> _DESCRIPTION OF THE TASK_: Your task is to locate every line holding the string "speakers" and to copy each of them.

> _DATA ENTRIES_:
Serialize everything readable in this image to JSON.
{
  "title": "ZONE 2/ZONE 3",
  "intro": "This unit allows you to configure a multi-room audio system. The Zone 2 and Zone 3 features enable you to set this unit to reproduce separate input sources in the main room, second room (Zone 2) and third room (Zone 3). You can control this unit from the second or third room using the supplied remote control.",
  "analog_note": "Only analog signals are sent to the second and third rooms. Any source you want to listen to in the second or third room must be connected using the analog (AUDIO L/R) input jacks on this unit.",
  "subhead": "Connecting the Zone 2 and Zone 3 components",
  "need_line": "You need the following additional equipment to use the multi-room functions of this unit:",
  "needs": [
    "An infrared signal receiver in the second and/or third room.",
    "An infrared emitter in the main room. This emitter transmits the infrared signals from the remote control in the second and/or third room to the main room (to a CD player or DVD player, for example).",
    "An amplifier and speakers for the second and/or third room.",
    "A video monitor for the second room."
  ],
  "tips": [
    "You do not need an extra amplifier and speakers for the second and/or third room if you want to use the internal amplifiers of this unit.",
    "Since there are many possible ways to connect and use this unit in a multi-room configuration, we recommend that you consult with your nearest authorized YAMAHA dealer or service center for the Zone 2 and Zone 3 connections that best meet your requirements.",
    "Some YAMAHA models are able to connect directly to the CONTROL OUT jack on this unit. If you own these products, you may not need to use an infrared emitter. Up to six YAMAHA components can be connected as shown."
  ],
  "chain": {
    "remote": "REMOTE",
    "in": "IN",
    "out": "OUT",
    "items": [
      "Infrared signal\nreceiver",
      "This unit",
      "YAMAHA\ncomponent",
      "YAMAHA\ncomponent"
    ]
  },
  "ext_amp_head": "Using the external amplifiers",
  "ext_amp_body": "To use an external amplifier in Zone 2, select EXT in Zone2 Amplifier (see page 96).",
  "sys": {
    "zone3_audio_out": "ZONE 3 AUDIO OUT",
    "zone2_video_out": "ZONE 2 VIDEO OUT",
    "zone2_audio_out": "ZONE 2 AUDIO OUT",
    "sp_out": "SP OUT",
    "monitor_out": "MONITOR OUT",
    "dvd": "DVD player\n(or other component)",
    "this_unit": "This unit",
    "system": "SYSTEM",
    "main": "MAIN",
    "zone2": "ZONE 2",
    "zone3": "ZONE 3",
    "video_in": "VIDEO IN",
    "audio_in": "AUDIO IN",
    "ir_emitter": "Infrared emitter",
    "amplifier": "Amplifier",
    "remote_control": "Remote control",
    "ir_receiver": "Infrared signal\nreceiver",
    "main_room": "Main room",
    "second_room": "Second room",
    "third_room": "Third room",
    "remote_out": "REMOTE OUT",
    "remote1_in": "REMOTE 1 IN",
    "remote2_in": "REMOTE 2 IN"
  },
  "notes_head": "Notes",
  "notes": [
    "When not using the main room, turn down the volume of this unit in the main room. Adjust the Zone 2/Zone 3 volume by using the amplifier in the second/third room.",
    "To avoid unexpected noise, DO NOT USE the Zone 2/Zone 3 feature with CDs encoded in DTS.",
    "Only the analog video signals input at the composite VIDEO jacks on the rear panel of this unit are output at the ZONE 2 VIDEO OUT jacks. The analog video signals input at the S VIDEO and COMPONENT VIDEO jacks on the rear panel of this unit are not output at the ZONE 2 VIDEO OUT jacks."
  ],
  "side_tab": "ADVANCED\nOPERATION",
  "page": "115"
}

> _RESULT_:
    "An amplifier and speakers for the second and/or third room.",
    "You do not need an extra amplifier and speakers for the second and/or third room if you want to use the internal amplifiers of this unit.",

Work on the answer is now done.